AIM: Find the number of lines in these records where the word "push" appears. Reply with that number and nothing more.

PROVIDED RECORDS:
=====
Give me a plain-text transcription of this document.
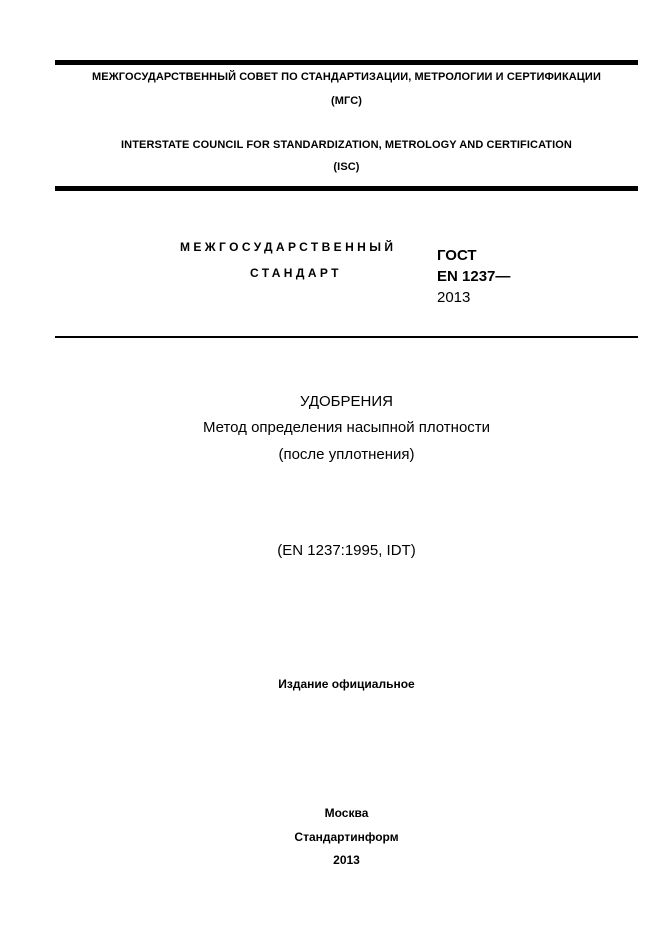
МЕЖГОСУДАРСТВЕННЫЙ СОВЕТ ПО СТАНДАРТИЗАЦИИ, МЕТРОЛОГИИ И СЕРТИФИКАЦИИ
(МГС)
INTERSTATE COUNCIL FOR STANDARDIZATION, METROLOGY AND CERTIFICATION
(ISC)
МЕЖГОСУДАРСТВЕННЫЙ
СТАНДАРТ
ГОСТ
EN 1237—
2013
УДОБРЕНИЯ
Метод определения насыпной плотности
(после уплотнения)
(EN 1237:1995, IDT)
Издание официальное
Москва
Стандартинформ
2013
=====
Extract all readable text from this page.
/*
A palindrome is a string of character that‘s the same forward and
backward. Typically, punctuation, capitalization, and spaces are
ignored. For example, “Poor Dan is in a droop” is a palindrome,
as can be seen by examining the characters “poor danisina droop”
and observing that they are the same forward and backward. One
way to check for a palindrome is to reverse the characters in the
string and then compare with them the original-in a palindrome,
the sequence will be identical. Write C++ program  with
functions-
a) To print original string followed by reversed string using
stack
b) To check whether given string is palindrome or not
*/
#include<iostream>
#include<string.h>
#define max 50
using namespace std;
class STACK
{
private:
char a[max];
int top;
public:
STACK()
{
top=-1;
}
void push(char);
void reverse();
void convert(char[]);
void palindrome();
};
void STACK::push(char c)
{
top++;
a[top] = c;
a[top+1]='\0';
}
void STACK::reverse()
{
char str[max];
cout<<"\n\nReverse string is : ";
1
=====
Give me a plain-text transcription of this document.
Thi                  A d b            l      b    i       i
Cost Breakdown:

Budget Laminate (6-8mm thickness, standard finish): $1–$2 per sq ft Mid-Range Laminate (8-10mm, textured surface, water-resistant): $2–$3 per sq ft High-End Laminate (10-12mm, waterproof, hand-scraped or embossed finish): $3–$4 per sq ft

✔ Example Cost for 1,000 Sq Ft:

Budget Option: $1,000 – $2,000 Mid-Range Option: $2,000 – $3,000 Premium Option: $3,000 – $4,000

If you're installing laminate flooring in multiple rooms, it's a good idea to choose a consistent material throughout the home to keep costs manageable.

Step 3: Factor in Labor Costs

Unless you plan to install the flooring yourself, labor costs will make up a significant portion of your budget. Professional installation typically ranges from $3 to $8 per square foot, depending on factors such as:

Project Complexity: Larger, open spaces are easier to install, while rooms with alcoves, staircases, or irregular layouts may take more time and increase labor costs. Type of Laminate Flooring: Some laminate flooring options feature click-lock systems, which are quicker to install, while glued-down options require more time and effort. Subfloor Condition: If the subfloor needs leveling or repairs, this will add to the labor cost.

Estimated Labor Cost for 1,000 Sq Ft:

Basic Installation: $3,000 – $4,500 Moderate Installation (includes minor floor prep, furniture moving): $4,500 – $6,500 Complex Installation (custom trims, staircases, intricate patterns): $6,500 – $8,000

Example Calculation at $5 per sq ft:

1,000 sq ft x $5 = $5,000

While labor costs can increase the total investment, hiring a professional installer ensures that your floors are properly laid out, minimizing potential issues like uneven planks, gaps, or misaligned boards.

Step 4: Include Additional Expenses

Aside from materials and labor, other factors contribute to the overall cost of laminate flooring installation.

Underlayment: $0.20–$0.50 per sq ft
=====
SOLUTION: 2